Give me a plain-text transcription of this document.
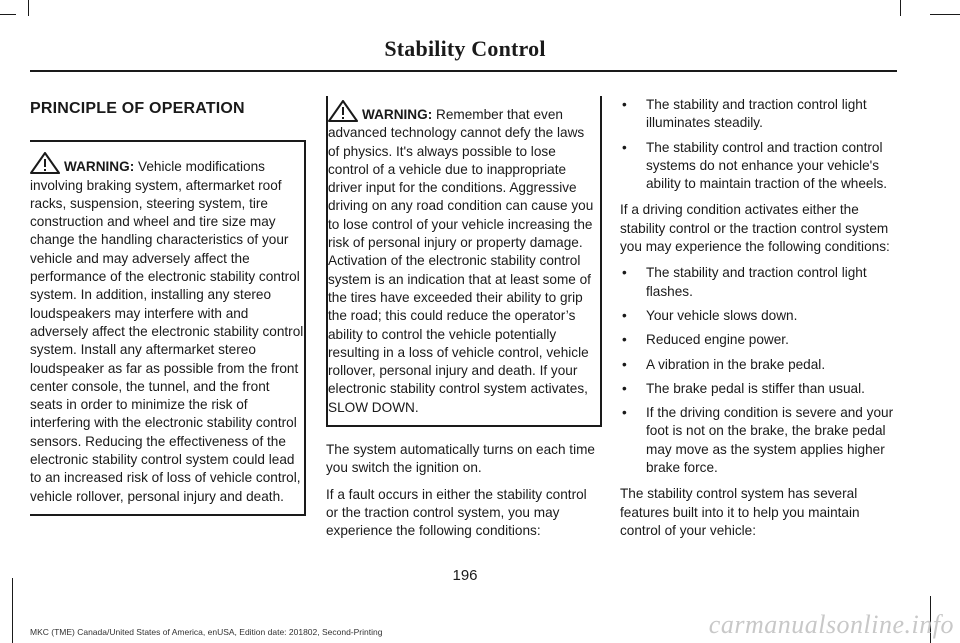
Stability Control
PRINCIPLE OF OPERATION
WARNING: Vehicle modifications involving braking system, aftermarket roof racks, suspension, steering system, tire construction and wheel and tire size may change the handling characteristics of your vehicle and may adversely affect the performance of the electronic stability control system. In addition, installing any stereo loudspeakers may interfere with and adversely affect the electronic stability control system. Install any aftermarket stereo loudspeaker as far as possible from the front center console, the tunnel, and the front seats in order to minimize the risk of interfering with the electronic stability control sensors. Reducing the effectiveness of the electronic stability control system could lead to an increased risk of loss of vehicle control, vehicle rollover, personal injury and death.
WARNING: Remember that even advanced technology cannot defy the laws of physics. It's always possible to lose control of a vehicle due to inappropriate driver input for the conditions. Aggressive driving on any road condition can cause you to lose control of your vehicle increasing the risk of personal injury or property damage. Activation of the electronic stability control system is an indication that at least some of the tires have exceeded their ability to grip the road; this could reduce the operator’s ability to control the vehicle potentially resulting in a loss of vehicle control, vehicle rollover, personal injury and death. If your electronic stability control system activates, SLOW DOWN.

The system automatically turns on each time you switch the ignition on.

If a fault occurs in either the stability control or the traction control system, you may experience the following conditions:

• The stability and traction control light illuminates steadily.
• The stability control and traction control systems do not enhance your vehicle's ability to maintain traction of the wheels.

If a driving condition activates either the stability control or the traction control system you may experience the following conditions:

• The stability and traction control light flashes.
• Your vehicle slows down.
• Reduced engine power.
• A vibration in the brake pedal.
• The brake pedal is stiffer than usual.
• If the driving condition is severe and your foot is not on the brake, the brake pedal may move as the system applies higher brake force.

The stability control system has several features built into it to help you maintain control of your vehicle:

196
MKC (TME) Canada/United States of America, enUSA, Edition date: 201802, Second-Printing	carmanualsonline.info
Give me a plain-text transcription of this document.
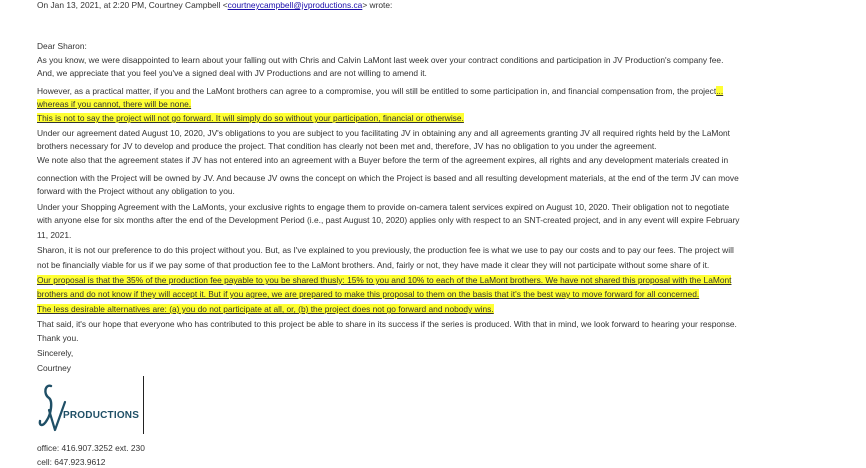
On Jan 13, 2021, at 2:20 PM, Courtney Campbell <courtneycampbell@jvproductions.ca> wrote:
Dear Sharon:
As you know, we were disappointed to learn about your falling out with Chris and Calvin LaMont last week over your contract conditions and participation in JV Production's company fee.
And, we appreciate that you feel you've a signed deal with JV Productions and are not willing to amend it.
However, as a practical matter, if you and the LaMont brothers can agree to a compromise, you will still be entitled to some participation in, and financial compensation from, the project...
whereas if you cannot, there will be none.
This is not to say the project will not go forward. It will simply do so without your participation, financial or otherwise.
Under our agreement dated August 10, 2020, JV's obligations to you are subject to you facilitating JV in obtaining any and all agreements granting JV all required rights held by the LaMont
brothers necessary for JV to develop and produce the project. That condition has clearly not been met and, therefore, JV has no obligation to you under the agreement.
We note also that the agreement states if JV has not entered into an agreement with a Buyer before the term of the agreement expires, all rights and any development materials created in
connection with the Project will be owned by JV. And because JV owns the concept on which the Project is based and all resulting development materials, at the end of the term JV can move
forward with the Project without any obligation to you.
Under your Shopping Agreement with the LaMonts, your exclusive rights to engage them to provide on-camera talent services expired on August 10, 2020. Their obligation not to negotiate
with anyone else for six months after the end of the Development Period (i.e., past August 10, 2020) applies only with respect to an SNT-created project, and in any event will expire February
11, 2021.
Sharon, it is not our preference to do this project without you. But, as I've explained to you previously, the production fee is what we use to pay our costs and to pay our fees. The project will
not be financially viable for us if we pay some of that production fee to the LaMont brothers. And, fairly or not, they have made it clear they will not participate without some share of it.
Our proposal is that the 35% of the production fee payable to you be shared thusly: 15% to you and 10% to each of the LaMont brothers. We have not shared this proposal with the LaMont
brothers and do not know if they will accept it. But if you agree, we are prepared to make this proposal to them on the basis that it's the best way to move forward for all concerned.
The less desirable alternatives are: (a) you do not participate at all, or, (b) the project does not go forward and nobody wins.
That said, it's our hope that everyone who has contributed to this project be able to share in its success if the series is produced. With that in mind, we look forward to hearing your response.
Thank you.
Sincerely,
Courtney
PRODUCTIONS
office: 416.907.3252 ext. 230
cell: 647.923.9612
+++
All of the entries above should be duplicated exactly, except for the pictures.

**Response:**
Give me a plain-text transcription of this document.
Stability Control
PRINCIPLE OF OPERATION
WARNING: Vehicle modifications involving braking system, aftermarket roof racks, suspension, steering system, tire construction and wheel and tire size may change the handling characteristics of your vehicle and may adversely affect the performance of the electronic stability control system. In addition, installing any stereo loudspeakers may interfere with and adversely affect the electronic stability control system. Install any aftermarket stereo loudspeaker as far as possible from the front center console, the tunnel, and the front seats in order to minimize the risk of interfering with the electronic stability control sensors. Reducing the effectiveness of the electronic stability control system could lead to an increased risk of loss of vehicle control, vehicle rollover, personal injury and death.
WARNING: Remember that even advanced technology cannot defy the laws of physics. It's always possible to lose control of a vehicle due to inappropriate driver input for the conditions. Aggressive driving on any road condition can cause you to lose control of your vehicle increasing the risk of personal injury or property damage. Activation of the electronic stability control system is an indication that at least some of the tires have exceeded their ability to grip the road; this could reduce the operator’s ability to control the vehicle potentially resulting in a loss of vehicle control, vehicle rollover, personal injury and death. If your electronic stability control system activates, SLOW DOWN.

The system automatically turns on each time you switch the ignition on.

If a fault occurs in either the stability control or the traction control system, you may experience the following conditions:

• The stability and traction control light illuminates steadily.
• The stability control and traction control systems do not enhance your vehicle's ability to maintain traction of the wheels.

If a driving condition activates either the stability control or the traction control system you may experience the following conditions:

• The stability and traction control light flashes.
• Your vehicle slows down.
• Reduced engine power.
• A vibration in the brake pedal.
• The brake pedal is stiffer than usual.
• If the driving condition is severe and your foot is not on the brake, the brake pedal may move as the system applies higher brake force.

The stability control system has several features built into it to help you maintain control of your vehicle:

196
MKC (TME) Canada/United States of America, enUSA, Edition date: 201802, Second-Printing	carmanualsonline.info
Give me a plain-text transcription of this document.
On Jan 13, 2021, at 2:20 PM, Courtney Campbell <courtneycampbell@jvproductions.ca> wrote:
Dear Sharon:
As you know, we were disappointed to learn about your falling out with Chris and Calvin LaMont last week over your contract conditions and participation in JV Production's company fee.
And, we appreciate that you feel you've a signed deal with JV Productions and are not willing to amend it.
However, as a practical matter, if you and the LaMont brothers can agree to a compromise, you will still be entitled to some participation in, and financial compensation from, the project...
whereas if you cannot, there will be none.
This is not to say the project will not go forward. It will simply do so without your participation, financial or otherwise.
Under our agreement dated August 10, 2020, JV's obligations to you are subject to you facilitating JV in obtaining any and all agreements granting JV all required rights held by the LaMont
brothers necessary for JV to develop and produce the project. That condition has clearly not been met and, therefore, JV has no obligation to you under the agreement.
We note also that the agreement states if JV has not entered into an agreement with a Buyer before the term of the agreement expires, all rights and any development materials created in
connection with the Project will be owned by JV. And because JV owns the concept on which the Project is based and all resulting development materials, at the end of the term JV can move
forward with the Project without any obligation to you.
Under your Shopping Agreement with the LaMonts, your exclusive rights to engage them to provide on-camera talent services expired on August 10, 2020. Their obligation not to negotiate
with anyone else for six months after the end of the Development Period (i.e., past August 10, 2020) applies only with respect to an SNT-created project, and in any event will expire February
11, 2021.
Sharon, it is not our preference to do this project without you. But, as I've explained to you previously, the production fee is what we use to pay our costs and to pay our fees. The project will
not be financially viable for us if we pay some of that production fee to the LaMont brothers. And, fairly or not, they have made it clear they will not participate without some share of it.
Our proposal is that the 35% of the production fee payable to you be shared thusly: 15% to you and 10% to each of the LaMont brothers. We have not shared this proposal with the LaMont
brothers and do not know if they will accept it. But if you agree, we are prepared to make this proposal to them on the basis that it's the best way to move forward for all concerned.
The less desirable alternatives are: (a) you do not participate at all, or, (b) the project does not go forward and nobody wins.
That said, it's our hope that everyone who has contributed to this project be able to share in its success if the series is produced. With that in mind, we look forward to hearing your response.
Thank you.
Sincerely,
Courtney
PRODUCTIONS
office: 416.907.3252 ext. 230
cell: 647.923.9612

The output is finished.